◆ MATERIAL TO PROCESS ◆
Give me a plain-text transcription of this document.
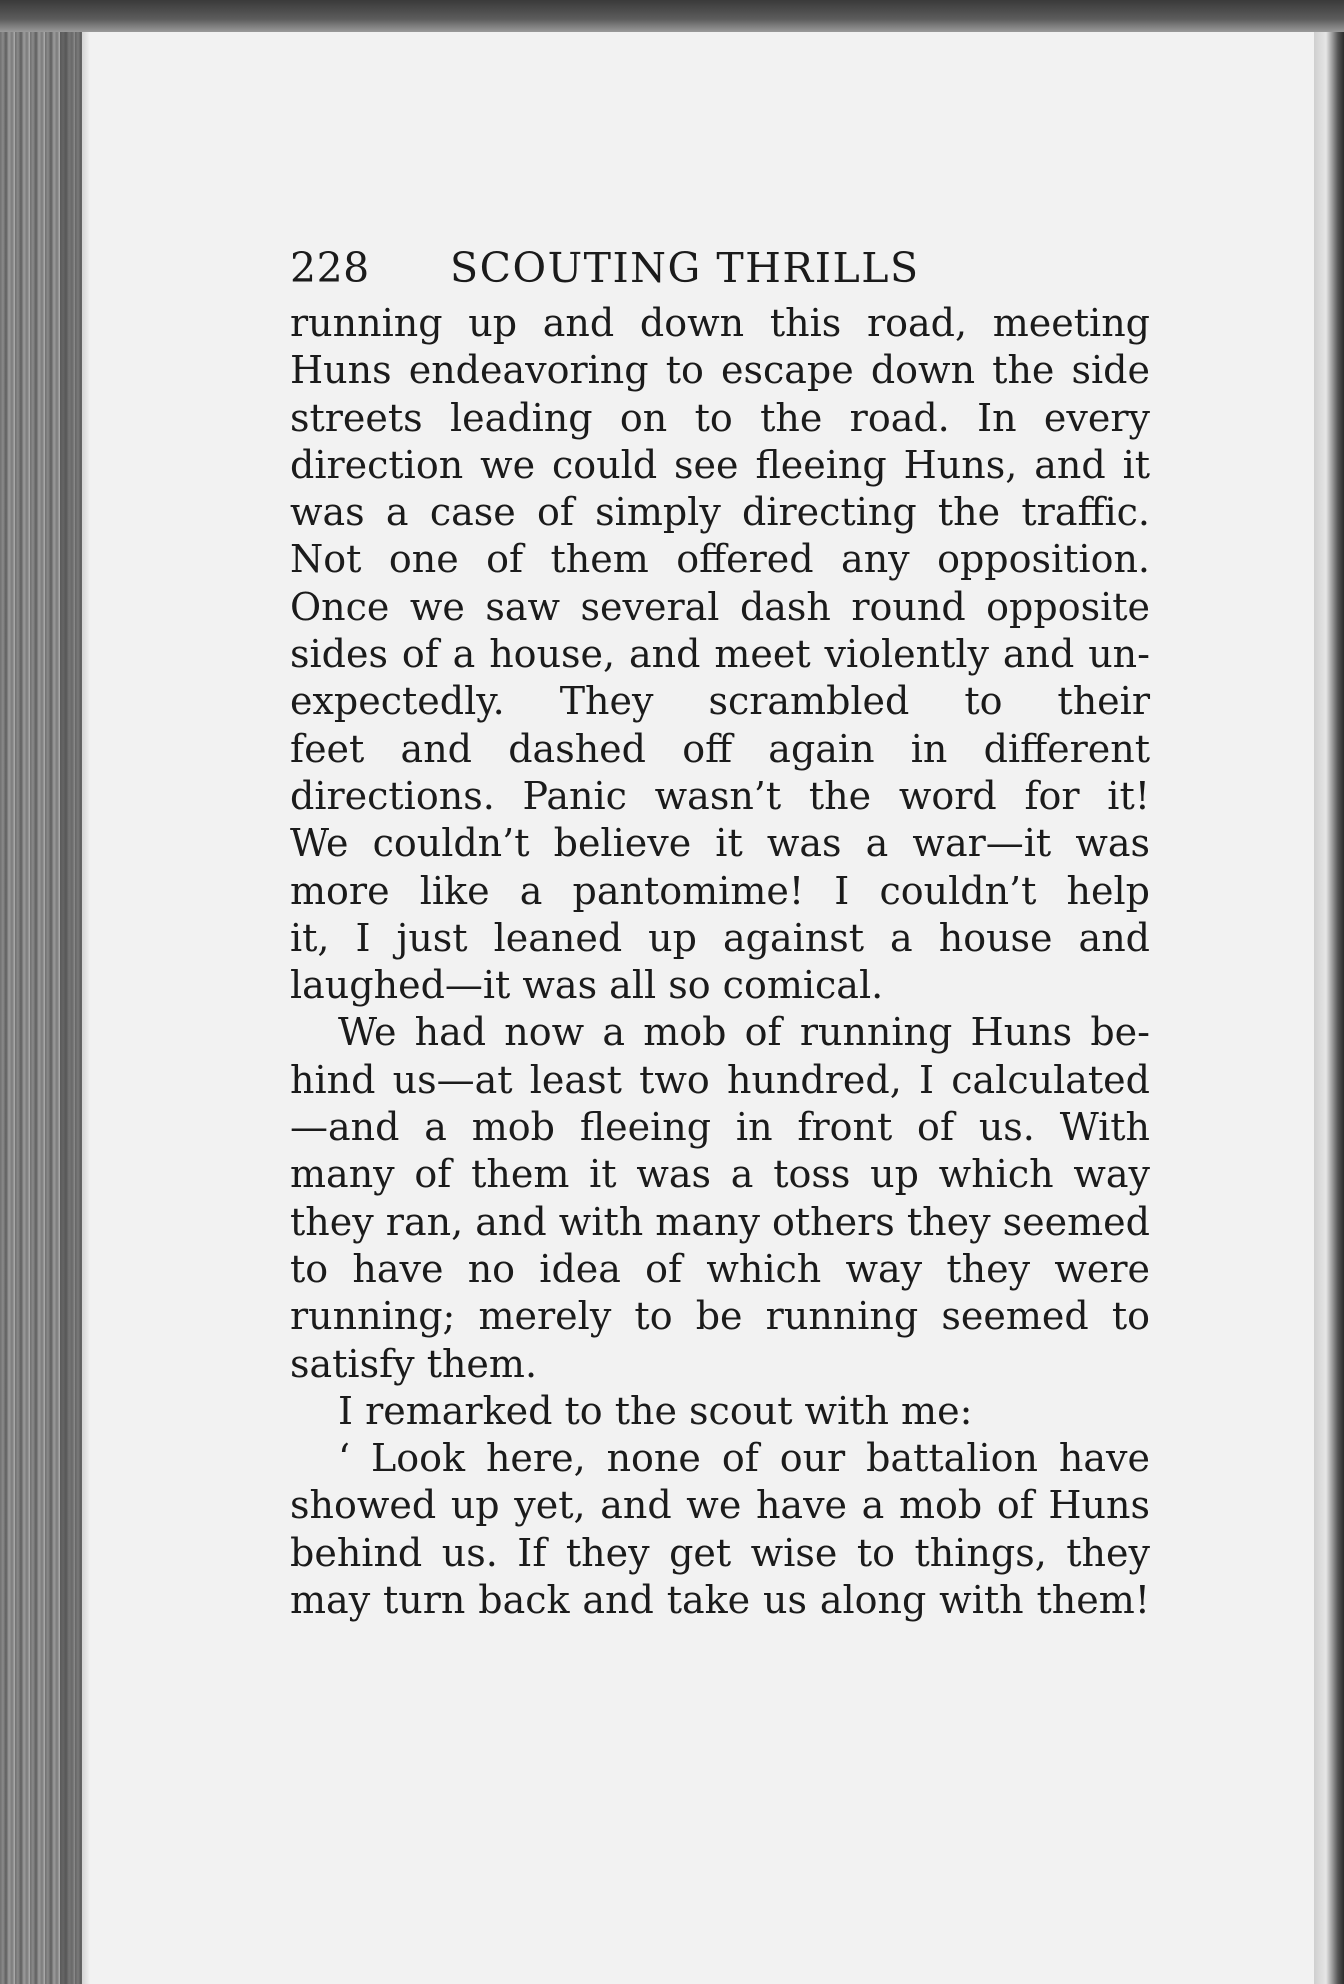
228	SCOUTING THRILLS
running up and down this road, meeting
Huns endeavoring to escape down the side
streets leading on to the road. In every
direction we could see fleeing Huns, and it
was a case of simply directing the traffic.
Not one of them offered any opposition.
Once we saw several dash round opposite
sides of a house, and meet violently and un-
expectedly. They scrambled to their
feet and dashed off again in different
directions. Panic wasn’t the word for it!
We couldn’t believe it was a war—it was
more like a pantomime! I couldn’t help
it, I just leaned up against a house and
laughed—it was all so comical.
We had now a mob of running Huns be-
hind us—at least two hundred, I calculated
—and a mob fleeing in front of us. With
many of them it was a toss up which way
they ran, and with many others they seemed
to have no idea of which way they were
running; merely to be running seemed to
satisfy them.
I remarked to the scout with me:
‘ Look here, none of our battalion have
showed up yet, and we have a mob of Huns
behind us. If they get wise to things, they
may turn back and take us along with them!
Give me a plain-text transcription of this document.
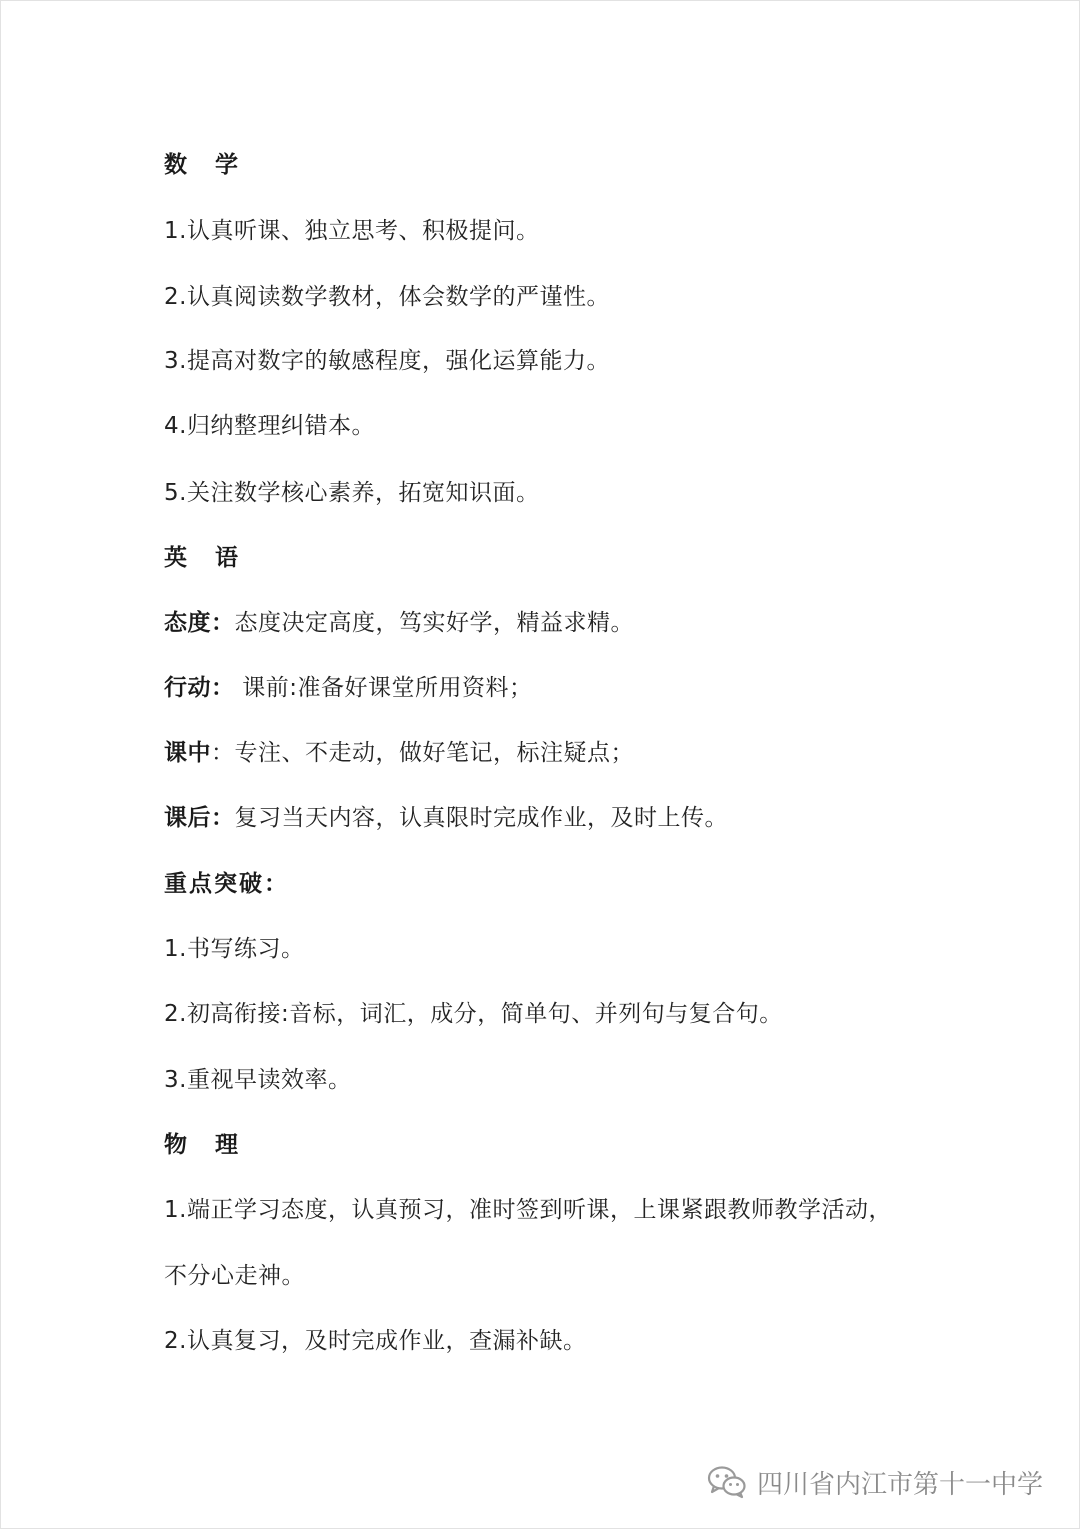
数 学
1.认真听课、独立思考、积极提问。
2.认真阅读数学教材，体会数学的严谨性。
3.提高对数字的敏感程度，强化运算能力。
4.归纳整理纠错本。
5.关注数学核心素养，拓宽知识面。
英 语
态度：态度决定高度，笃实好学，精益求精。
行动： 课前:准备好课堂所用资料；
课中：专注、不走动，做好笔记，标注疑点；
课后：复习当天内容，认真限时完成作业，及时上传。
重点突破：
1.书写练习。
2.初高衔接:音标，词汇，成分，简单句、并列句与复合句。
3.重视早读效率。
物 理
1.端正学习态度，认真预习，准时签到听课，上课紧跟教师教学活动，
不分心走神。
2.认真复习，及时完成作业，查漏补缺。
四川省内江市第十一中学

◆ BRIEF ◆
From the listing above, print every entry precisely and drop the pictures.

◆ RESPONSE TO THIS TASK ◆
Give me a plain-text transcription of this document.
228	SCOUTING THRILLS
running up and down this road, meeting
Huns endeavoring to escape down the side
streets leading on to the road. In every
direction we could see fleeing Huns, and it
was a case of simply directing the traffic.
Not one of them offered any opposition.
Once we saw several dash round opposite
sides of a house, and meet violently and un-
expectedly. They scrambled to their
feet and dashed off again in different
directions. Panic wasn’t the word for it!
We couldn’t believe it was a war—it was
more like a pantomime! I couldn’t help
it, I just leaned up against a house and
laughed—it was all so comical.
We had now a mob of running Huns be-
hind us—at least two hundred, I calculated
—and a mob fleeing in front of us. With
many of them it was a toss up which way
they ran, and with many others they seemed
to have no idea of which way they were
running; merely to be running seemed to
satisfy them.
I remarked to the scout with me:
‘ Look here, none of our battalion have
showed up yet, and we have a mob of Huns
behind us. If they get wise to things, they
may turn back and take us along with them!
Give me a plain-text transcription of this document.
数 学
1.认真听课、独立思考、积极提问。
2.认真阅读数学教材，体会数学的严谨性。
3.提高对数字的敏感程度，强化运算能力。
4.归纳整理纠错本。
5.关注数学核心素养，拓宽知识面。
英 语
态度：态度决定高度，笃实好学，精益求精。
行动： 课前:准备好课堂所用资料；
课中：专注、不走动，做好笔记，标注疑点；
课后：复习当天内容，认真限时完成作业，及时上传。
重点突破：
1.书写练习。
2.初高衔接:音标，词汇，成分，简单句、并列句与复合句。
3.重视早读效率。
物 理
1.端正学习态度，认真预习，准时签到听课，上课紧跟教师教学活动，
不分心走神。
2.认真复习，及时完成作业，查漏补缺。
四川省内江市第十一中学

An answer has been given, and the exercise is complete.